**Task description**
Return all lines that include the string "reactions".

**The records**
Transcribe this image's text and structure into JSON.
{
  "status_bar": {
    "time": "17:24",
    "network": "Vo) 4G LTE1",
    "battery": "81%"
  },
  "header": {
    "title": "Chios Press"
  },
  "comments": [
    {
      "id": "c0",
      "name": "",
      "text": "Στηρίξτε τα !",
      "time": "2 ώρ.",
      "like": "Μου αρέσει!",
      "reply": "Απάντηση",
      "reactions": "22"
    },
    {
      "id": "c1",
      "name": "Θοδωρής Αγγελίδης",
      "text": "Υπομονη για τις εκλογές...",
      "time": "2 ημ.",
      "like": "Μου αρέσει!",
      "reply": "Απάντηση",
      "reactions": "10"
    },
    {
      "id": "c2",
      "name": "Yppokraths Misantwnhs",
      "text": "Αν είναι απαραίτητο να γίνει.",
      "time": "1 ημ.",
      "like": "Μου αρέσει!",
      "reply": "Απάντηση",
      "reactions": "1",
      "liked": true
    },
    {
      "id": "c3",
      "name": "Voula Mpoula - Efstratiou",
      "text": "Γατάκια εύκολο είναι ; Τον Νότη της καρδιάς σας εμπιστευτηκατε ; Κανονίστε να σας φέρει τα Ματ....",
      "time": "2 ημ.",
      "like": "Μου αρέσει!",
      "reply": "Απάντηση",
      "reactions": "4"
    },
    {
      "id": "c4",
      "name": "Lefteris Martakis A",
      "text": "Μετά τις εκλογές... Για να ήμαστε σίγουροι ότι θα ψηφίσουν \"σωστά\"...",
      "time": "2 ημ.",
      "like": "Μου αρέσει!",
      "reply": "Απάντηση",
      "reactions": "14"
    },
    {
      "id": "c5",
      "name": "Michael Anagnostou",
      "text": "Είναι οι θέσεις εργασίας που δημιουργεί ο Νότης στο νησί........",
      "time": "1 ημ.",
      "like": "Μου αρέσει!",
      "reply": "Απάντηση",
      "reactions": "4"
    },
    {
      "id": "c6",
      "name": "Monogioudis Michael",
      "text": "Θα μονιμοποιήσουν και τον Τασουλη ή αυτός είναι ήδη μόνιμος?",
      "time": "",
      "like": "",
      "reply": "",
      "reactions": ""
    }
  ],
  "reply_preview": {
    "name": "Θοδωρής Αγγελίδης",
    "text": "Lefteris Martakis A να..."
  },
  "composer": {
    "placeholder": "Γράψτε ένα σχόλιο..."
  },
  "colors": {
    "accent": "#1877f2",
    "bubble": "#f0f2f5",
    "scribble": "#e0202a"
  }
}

**Exercise result**
      "reactions": "22"
      "reactions": "10"
      "reactions": "1",
      "reactions": "4"
      "reactions": "14"
      "reactions": "4"
      "reactions": ""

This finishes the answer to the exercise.